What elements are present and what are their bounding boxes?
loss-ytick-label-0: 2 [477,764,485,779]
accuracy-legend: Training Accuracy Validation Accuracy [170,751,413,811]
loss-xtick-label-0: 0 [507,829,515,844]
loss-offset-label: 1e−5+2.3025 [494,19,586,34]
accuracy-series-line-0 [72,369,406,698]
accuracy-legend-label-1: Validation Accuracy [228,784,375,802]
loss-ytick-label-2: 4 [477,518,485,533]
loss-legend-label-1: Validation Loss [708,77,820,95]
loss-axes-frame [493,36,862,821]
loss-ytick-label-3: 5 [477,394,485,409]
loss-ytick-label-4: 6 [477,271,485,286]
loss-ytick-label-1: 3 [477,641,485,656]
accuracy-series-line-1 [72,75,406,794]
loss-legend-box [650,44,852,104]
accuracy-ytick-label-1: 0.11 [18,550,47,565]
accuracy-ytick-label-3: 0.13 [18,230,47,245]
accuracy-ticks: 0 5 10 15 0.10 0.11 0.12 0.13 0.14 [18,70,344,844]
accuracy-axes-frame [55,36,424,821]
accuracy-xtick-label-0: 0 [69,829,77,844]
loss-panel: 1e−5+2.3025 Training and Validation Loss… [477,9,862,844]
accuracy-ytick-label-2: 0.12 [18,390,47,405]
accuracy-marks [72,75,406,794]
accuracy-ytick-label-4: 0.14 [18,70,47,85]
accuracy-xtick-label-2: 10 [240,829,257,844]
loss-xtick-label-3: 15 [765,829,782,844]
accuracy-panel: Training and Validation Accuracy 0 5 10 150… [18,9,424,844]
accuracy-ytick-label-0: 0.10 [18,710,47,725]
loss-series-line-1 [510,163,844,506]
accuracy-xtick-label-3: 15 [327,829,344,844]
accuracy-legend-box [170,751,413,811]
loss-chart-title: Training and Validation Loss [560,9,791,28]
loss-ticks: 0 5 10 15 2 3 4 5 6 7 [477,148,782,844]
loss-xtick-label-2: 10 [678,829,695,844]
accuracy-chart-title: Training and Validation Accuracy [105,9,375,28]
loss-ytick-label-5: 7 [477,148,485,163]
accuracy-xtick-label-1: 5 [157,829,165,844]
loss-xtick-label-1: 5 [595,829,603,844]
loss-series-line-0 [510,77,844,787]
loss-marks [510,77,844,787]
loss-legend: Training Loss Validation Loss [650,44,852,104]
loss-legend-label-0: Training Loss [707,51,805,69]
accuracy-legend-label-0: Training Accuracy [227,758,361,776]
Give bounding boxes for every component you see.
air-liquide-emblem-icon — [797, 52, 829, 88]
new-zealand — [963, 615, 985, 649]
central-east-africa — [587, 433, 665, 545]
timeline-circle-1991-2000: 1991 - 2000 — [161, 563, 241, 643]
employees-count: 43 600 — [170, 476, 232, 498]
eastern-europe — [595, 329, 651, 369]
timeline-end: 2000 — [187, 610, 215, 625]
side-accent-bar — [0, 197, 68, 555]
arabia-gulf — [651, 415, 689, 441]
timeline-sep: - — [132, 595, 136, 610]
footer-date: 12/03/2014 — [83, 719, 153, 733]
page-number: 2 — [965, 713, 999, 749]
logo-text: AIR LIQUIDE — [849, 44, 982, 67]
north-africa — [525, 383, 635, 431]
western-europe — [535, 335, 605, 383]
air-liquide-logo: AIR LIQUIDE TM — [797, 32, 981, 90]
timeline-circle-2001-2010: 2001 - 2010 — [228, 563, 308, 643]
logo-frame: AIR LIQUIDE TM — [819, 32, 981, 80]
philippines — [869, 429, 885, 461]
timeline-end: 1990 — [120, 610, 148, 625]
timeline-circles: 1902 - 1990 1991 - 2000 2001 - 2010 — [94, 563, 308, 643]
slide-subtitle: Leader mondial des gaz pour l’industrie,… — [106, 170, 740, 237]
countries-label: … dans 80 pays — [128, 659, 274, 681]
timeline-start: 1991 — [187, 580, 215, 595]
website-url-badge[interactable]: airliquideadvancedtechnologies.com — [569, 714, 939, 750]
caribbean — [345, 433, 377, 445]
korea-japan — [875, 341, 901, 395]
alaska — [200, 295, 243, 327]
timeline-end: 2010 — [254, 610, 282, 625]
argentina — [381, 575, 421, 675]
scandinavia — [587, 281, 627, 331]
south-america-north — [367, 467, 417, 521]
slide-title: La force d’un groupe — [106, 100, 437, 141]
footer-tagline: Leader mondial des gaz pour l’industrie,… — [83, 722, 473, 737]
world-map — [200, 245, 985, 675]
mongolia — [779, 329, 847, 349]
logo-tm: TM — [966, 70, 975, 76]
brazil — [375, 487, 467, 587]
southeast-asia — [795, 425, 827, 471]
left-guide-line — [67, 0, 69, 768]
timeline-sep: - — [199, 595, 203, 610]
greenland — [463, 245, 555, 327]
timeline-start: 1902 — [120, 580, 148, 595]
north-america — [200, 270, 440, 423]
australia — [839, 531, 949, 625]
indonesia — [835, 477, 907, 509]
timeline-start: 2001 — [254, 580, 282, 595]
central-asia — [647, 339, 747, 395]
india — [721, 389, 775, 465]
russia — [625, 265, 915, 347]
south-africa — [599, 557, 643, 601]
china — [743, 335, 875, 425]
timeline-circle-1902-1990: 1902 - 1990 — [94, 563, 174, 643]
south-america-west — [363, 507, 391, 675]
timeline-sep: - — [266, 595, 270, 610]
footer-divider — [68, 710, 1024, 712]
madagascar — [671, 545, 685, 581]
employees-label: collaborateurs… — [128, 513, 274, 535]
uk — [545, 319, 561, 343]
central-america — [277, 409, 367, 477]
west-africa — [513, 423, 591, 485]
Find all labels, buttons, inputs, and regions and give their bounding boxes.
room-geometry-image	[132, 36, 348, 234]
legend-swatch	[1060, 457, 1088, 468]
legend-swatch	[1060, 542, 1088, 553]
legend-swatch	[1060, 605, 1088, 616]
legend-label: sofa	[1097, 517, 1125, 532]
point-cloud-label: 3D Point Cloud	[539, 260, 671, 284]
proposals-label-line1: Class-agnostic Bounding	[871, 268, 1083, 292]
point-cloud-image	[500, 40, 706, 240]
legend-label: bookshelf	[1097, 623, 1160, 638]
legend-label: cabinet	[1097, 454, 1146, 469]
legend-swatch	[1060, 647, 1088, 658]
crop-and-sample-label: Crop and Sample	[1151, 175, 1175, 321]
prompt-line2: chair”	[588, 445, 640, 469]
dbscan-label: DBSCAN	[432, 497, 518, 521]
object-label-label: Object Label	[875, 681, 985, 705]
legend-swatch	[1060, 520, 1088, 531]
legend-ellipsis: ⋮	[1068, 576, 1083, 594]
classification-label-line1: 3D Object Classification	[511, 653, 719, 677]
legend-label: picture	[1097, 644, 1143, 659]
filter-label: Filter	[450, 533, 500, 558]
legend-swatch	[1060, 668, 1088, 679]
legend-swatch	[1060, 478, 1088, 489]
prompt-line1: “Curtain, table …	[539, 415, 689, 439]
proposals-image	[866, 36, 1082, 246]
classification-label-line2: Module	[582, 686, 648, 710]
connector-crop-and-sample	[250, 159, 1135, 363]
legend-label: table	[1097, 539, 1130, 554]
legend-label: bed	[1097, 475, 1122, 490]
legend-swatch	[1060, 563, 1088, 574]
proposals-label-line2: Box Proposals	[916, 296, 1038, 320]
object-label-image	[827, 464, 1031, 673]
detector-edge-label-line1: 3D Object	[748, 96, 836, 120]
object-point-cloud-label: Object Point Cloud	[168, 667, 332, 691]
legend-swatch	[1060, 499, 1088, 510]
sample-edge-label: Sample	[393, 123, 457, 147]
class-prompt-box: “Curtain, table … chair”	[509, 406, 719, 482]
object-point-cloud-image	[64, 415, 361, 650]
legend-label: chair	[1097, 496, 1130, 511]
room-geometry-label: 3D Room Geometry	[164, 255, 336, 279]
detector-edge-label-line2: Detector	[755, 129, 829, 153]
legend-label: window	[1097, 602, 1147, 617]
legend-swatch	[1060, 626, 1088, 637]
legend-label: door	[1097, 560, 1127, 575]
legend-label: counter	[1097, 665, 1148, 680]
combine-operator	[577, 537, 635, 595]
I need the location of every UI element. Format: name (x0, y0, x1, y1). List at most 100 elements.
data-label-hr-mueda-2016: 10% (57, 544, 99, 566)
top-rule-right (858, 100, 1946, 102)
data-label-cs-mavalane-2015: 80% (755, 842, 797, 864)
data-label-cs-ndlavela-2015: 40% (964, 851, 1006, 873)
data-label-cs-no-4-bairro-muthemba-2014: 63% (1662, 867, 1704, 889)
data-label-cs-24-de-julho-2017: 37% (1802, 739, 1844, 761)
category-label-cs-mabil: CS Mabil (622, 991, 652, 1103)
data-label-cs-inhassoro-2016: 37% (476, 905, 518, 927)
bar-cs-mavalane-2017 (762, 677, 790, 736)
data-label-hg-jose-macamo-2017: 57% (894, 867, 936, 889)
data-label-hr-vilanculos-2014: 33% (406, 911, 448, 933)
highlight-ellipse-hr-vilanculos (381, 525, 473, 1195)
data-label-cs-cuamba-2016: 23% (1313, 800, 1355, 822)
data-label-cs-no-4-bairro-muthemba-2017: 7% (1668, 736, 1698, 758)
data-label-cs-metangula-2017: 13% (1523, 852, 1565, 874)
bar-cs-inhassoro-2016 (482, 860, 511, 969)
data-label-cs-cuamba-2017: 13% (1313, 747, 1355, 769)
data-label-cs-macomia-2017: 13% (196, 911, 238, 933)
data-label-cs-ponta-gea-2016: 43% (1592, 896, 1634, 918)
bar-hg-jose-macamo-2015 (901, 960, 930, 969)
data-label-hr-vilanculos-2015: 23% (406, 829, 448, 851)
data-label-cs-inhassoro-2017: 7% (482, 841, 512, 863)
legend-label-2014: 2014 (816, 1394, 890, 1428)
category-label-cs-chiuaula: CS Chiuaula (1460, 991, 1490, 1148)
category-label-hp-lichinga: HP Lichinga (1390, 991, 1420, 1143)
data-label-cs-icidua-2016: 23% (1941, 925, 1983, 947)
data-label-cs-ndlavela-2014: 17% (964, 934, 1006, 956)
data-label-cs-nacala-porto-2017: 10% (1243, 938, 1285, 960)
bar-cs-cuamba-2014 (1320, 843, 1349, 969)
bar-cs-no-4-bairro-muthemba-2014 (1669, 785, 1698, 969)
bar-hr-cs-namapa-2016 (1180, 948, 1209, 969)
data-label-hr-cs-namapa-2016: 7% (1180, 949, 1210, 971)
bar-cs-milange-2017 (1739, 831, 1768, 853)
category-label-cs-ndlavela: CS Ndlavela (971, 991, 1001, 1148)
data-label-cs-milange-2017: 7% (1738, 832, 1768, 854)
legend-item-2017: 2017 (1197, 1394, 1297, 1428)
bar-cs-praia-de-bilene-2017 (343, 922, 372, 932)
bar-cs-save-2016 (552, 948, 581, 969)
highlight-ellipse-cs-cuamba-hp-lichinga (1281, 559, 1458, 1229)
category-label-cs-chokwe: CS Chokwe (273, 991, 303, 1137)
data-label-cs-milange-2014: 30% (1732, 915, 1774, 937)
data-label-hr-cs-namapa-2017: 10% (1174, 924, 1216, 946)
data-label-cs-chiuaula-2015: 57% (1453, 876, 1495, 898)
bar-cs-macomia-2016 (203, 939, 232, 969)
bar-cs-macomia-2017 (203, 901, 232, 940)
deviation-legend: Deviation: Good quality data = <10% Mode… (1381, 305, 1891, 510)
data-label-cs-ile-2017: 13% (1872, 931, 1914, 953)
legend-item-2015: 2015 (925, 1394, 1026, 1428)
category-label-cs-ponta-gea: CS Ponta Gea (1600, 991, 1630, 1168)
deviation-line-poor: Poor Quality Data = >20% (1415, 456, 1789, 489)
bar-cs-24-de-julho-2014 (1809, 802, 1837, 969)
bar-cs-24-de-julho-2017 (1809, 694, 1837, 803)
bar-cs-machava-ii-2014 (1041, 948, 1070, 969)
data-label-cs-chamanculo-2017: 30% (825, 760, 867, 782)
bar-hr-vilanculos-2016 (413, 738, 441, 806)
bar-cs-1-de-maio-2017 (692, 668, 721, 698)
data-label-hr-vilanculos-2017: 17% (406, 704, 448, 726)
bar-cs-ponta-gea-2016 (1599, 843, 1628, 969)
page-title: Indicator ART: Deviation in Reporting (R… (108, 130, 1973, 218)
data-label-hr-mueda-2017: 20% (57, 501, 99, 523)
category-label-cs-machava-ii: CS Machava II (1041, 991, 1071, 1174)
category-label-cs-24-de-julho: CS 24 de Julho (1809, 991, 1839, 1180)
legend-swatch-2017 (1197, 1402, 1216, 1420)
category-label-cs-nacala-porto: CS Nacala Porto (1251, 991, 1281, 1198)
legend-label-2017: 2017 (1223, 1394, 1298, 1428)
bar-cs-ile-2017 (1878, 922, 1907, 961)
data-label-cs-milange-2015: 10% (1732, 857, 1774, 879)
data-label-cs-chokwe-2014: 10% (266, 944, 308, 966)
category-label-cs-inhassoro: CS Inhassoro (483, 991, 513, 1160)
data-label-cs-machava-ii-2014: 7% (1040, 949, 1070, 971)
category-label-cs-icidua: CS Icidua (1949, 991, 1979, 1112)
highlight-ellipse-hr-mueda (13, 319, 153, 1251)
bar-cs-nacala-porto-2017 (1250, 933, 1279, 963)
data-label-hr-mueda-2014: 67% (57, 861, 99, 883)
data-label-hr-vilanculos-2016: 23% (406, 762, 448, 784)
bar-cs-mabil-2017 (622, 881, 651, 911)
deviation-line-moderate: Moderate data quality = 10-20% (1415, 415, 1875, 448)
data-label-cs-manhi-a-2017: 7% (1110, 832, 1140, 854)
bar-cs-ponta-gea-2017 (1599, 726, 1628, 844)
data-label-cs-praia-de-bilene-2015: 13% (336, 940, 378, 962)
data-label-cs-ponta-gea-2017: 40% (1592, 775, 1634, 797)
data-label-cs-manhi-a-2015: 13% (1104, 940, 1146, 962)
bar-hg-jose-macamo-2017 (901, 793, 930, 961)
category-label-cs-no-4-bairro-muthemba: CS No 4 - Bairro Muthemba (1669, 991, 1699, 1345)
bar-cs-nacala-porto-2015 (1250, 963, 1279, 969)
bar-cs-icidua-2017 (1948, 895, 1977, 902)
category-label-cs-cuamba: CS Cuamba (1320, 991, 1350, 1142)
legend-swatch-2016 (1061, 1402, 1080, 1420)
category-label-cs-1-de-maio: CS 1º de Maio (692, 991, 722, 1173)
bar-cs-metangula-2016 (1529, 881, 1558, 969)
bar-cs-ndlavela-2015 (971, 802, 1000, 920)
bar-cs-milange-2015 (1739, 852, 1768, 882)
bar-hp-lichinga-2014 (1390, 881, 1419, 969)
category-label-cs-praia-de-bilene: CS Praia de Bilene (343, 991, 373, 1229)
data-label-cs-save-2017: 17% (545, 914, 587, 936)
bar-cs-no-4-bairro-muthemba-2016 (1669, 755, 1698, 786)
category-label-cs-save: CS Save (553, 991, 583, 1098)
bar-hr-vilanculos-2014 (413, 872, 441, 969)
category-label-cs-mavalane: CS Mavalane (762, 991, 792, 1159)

__________

请从数据的第一行起逐字照抄，抄到含有“loss-xtick-label-3: 15 [765,829,782,844]”的那一行为止，首尾两行都要包括在内。

What elements are present and what are their bounding boxes?
loss-ytick-label-0: 2 [477,764,485,779]
accuracy-legend: Training Accuracy Validation Accuracy [170,751,413,811]
loss-xtick-label-0: 0 [507,829,515,844]
loss-offset-label: 1e−5+2.3025 [494,19,586,34]
accuracy-series-line-0 [72,369,406,698]
accuracy-legend-label-1: Validation Accuracy [228,784,375,802]
loss-ytick-label-2: 4 [477,518,485,533]
loss-legend-label-1: Validation Loss [708,77,820,95]
loss-axes-frame [493,36,862,821]
loss-ytick-label-3: 5 [477,394,485,409]
loss-ytick-label-4: 6 [477,271,485,286]
loss-ytick-label-1: 3 [477,641,485,656]
accuracy-series-line-1 [72,75,406,794]
loss-legend-box [650,44,852,104]
accuracy-ytick-label-1: 0.11 [18,550,47,565]
accuracy-ytick-label-3: 0.13 [18,230,47,245]
accuracy-ticks: 0 5 10 15 0.10 0.11 0.12 0.13 0.14 [18,70,344,844]
accuracy-axes-frame [55,36,424,821]
accuracy-xtick-label-0: 0 [69,829,77,844]
loss-panel: 1e−5+2.3025 Training and Validation Loss… [477,9,862,844]
accuracy-ytick-label-2: 0.12 [18,390,47,405]
accuracy-marks [72,75,406,794]
accuracy-ytick-label-4: 0.14 [18,70,47,85]
accuracy-xtick-label-2: 10 [240,829,257,844]
loss-xtick-label-3: 15 [765,829,782,844]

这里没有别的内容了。